>> Start Raw data

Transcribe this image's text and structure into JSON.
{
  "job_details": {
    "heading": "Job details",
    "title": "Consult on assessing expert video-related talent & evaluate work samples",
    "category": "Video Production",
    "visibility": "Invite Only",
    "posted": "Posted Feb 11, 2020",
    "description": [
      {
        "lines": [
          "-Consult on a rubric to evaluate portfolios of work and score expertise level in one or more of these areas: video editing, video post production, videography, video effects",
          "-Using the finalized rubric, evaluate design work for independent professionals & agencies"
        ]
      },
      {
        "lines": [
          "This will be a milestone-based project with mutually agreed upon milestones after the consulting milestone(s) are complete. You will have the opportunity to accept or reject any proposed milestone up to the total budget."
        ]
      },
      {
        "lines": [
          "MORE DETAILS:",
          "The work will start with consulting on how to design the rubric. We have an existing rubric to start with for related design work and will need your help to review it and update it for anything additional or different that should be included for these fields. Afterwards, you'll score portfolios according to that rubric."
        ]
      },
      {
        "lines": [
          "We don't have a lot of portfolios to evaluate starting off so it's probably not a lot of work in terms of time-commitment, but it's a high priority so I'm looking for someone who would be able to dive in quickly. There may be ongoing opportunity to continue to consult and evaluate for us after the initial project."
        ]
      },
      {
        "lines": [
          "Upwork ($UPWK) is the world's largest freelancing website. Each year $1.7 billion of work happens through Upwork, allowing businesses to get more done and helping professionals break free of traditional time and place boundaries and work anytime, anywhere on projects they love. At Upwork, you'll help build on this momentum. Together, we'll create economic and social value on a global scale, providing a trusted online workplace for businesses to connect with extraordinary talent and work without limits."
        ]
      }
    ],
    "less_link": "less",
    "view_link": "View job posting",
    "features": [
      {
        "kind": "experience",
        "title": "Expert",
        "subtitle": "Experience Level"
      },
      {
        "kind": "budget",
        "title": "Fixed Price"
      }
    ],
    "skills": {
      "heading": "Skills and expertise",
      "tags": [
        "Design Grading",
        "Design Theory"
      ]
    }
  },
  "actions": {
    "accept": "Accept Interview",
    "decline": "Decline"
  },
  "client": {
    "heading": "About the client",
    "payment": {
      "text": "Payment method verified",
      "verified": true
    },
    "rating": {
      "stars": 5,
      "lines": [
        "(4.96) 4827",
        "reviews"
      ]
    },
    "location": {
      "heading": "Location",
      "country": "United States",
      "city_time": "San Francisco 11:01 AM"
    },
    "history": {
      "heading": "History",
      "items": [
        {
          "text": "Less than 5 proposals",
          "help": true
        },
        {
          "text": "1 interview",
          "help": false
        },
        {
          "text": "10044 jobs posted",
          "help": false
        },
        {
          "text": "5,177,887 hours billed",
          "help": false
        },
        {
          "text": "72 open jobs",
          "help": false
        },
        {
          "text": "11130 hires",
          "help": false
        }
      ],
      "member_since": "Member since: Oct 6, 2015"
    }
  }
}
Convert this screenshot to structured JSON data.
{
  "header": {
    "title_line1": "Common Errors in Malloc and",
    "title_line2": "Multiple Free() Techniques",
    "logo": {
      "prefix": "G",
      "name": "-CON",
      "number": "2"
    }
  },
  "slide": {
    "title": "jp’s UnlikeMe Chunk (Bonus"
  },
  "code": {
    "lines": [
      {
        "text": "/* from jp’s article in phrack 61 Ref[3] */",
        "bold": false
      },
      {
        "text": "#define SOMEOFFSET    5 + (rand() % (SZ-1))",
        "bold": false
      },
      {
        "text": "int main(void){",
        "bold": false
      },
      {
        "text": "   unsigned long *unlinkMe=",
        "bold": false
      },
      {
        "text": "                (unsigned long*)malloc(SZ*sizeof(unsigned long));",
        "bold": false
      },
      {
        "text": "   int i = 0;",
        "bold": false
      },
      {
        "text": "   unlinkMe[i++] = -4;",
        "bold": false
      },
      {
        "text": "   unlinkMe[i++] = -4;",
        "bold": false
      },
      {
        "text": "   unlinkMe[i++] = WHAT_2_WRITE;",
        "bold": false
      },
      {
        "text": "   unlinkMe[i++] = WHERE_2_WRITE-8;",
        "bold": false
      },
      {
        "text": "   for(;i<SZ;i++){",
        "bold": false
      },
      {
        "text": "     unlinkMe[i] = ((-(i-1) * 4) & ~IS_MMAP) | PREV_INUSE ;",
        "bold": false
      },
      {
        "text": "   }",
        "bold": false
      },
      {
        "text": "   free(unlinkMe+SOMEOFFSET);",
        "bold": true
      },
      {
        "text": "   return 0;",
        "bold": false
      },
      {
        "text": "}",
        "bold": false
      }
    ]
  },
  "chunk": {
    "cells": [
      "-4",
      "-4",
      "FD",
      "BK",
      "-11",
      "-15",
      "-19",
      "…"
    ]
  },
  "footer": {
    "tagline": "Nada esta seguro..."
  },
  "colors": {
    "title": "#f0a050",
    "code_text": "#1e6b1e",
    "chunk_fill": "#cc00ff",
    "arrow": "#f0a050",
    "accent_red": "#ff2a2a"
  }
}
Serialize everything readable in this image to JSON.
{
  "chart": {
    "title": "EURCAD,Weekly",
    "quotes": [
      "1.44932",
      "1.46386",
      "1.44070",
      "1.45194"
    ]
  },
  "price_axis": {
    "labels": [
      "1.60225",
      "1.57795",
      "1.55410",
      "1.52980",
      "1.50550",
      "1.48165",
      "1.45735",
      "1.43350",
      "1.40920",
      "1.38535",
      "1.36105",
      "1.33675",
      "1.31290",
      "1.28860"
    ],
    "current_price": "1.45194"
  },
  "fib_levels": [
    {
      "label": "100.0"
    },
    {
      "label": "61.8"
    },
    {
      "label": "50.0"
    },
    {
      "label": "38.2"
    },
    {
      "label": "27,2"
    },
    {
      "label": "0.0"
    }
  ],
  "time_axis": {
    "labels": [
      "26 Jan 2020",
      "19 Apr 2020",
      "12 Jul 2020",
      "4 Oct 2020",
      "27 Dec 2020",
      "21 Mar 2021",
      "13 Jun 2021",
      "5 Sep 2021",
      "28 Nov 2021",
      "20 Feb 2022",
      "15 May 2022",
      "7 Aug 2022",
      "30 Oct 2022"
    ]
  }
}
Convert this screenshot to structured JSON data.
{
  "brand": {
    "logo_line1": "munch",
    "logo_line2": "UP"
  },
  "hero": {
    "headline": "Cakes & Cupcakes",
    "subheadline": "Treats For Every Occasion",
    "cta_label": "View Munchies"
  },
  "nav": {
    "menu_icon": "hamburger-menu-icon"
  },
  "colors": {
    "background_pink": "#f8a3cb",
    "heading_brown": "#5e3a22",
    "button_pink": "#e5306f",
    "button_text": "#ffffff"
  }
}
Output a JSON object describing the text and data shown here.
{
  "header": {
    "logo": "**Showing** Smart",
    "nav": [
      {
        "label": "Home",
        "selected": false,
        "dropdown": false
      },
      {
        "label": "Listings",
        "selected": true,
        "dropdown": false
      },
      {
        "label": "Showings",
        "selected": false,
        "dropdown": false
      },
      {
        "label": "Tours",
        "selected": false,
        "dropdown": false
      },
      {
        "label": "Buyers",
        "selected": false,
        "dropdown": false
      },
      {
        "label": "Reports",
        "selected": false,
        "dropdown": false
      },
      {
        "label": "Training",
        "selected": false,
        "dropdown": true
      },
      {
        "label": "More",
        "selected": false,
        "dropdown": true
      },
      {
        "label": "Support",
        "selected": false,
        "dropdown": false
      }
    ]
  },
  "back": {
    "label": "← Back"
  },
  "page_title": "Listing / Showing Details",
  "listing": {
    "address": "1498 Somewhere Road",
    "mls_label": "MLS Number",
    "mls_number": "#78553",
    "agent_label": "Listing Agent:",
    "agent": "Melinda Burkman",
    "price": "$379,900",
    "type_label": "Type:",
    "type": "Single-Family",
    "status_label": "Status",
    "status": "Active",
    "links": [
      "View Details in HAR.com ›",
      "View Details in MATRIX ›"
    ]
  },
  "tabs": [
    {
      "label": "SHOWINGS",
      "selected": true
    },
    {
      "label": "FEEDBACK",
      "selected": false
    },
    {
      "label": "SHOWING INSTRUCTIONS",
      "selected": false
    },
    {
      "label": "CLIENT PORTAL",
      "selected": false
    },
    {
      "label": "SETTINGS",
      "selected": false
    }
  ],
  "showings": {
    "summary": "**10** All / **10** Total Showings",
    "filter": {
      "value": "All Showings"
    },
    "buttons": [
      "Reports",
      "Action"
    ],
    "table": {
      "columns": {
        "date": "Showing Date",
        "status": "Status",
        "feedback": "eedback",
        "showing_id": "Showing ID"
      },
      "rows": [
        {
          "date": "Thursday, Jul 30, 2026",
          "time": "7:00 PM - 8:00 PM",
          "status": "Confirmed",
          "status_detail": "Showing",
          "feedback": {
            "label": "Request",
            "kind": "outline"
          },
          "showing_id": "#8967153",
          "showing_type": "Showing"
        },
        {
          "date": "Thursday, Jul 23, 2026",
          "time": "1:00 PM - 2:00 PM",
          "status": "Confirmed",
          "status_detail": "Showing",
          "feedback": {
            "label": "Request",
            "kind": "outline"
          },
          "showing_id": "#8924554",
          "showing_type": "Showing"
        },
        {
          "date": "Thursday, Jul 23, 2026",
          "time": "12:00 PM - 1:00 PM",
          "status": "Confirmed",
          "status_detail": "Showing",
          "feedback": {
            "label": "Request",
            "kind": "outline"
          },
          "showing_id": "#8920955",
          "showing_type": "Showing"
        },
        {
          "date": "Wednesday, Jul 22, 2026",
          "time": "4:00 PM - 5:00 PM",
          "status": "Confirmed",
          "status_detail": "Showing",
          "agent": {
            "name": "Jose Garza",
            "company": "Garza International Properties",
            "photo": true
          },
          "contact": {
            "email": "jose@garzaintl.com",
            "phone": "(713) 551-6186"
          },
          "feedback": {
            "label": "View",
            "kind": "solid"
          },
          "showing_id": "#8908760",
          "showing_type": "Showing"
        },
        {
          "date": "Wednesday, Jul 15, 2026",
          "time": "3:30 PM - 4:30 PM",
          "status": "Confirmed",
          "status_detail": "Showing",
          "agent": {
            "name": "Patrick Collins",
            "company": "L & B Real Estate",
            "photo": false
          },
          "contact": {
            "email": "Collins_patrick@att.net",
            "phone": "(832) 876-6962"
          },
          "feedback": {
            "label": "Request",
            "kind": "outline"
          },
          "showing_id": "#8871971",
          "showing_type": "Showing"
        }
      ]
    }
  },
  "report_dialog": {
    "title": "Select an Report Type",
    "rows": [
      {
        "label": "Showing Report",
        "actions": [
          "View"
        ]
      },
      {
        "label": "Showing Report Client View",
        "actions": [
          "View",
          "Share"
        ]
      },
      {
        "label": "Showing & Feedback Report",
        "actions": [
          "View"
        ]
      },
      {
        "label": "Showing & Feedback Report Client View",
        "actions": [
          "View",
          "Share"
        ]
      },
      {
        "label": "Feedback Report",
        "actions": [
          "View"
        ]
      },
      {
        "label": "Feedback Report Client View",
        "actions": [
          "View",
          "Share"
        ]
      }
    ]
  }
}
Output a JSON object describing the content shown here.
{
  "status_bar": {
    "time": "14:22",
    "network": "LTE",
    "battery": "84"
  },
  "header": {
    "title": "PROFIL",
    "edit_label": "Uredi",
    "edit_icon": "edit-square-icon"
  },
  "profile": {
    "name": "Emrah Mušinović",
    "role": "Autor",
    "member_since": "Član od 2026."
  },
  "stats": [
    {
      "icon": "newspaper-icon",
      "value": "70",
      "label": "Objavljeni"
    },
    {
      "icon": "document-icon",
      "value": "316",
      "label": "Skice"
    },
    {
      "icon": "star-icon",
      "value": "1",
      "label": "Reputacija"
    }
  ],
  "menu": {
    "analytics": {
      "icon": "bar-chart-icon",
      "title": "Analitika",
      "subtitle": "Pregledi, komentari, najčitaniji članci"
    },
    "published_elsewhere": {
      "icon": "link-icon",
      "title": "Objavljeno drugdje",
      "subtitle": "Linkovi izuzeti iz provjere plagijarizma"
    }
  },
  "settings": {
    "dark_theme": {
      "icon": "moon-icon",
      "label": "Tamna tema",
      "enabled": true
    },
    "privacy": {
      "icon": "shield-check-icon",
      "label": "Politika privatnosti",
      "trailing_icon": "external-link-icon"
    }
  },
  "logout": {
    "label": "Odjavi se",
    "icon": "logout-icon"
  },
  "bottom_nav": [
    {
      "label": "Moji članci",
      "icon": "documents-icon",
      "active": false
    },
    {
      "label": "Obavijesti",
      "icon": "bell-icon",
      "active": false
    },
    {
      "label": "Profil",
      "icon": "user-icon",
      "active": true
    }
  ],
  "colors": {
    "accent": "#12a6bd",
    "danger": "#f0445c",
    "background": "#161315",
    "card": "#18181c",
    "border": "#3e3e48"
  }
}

>> End Raw data

■ Instructions to follow ■
Every line above that contains the word "true" should be reported.

■ Response for this exercise ■
      "verified": true
          "help": true
        "bold": true
        "selected": true,
        "dropdown": true
        "dropdown": true
      "selected": true
            "photo": true
      "enabled": true
      "active": true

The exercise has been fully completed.